◆ WORK TO BE COMPLETED: What is needed is an exact repeat of the lines from the line containing "What data populates" through the final line of the entries below, and nothing else.

◆ DATA LISTING:
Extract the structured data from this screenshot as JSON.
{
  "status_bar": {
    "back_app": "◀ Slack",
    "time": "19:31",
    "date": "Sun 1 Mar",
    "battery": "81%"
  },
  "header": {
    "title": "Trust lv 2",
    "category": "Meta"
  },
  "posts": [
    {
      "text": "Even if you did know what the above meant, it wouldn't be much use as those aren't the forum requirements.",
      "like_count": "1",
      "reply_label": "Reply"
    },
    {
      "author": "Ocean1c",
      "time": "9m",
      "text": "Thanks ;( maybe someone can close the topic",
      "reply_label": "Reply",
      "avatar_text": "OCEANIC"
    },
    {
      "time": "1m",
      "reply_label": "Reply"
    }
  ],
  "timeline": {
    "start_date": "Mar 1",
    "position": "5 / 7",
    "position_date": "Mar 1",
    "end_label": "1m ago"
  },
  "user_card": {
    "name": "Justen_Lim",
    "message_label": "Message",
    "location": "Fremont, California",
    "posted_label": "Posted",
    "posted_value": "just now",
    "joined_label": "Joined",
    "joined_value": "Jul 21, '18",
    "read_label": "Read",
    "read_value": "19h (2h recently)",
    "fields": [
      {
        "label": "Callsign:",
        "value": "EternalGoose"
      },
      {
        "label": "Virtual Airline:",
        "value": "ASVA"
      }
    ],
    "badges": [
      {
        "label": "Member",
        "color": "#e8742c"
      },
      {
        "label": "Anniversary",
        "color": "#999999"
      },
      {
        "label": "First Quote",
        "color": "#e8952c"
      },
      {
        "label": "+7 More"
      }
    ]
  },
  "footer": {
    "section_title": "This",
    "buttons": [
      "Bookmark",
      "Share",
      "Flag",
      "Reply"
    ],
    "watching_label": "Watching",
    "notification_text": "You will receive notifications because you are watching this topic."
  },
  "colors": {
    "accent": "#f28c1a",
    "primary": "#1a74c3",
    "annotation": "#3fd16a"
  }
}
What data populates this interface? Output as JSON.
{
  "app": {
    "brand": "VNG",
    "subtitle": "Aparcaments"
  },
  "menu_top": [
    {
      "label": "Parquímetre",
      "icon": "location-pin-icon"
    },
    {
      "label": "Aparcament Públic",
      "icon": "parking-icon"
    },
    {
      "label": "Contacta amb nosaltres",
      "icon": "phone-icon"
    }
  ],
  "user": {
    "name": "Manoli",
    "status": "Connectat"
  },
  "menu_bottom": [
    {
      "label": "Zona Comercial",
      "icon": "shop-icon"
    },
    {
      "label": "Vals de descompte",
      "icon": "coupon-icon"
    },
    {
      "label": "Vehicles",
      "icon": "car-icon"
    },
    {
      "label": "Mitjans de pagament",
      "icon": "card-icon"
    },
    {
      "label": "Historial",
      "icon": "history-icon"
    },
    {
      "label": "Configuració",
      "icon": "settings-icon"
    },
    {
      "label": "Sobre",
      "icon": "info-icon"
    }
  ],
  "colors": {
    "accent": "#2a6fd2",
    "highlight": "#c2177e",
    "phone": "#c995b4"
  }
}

◆ FINISHED EXERCISE:
What data populates this interface? Output as JSON.
{
  "app": {
    "brand": "VNG",
    "subtitle": "Aparcaments"
  },
  "menu_top": [
    {
      "label": "Parquímetre",
      "icon": "location-pin-icon"
    },
    {
      "label": "Aparcament Públic",
      "icon": "parking-icon"
    },
    {
      "label": "Contacta amb nosaltres",
      "icon": "phone-icon"
    }
  ],
  "user": {
    "name": "Manoli",
    "status": "Connectat"
  },
  "menu_bottom": [
    {
      "label": "Zona Comercial",
      "icon": "shop-icon"
    },
    {
      "label": "Vals de descompte",
      "icon": "coupon-icon"
    },
    {
      "label": "Vehicles",
      "icon": "car-icon"
    },
    {
      "label": "Mitjans de pagament",
      "icon": "card-icon"
    },
    {
      "label": "Historial",
      "icon": "history-icon"
    },
    {
      "label": "Configuració",
      "icon": "settings-icon"
    },
    {
      "label": "Sobre",
      "icon": "info-icon"
    }
  ],
  "colors": {
    "accent": "#2a6fd2",
    "highlight": "#c2177e",
    "phone": "#c995b4"
  }
}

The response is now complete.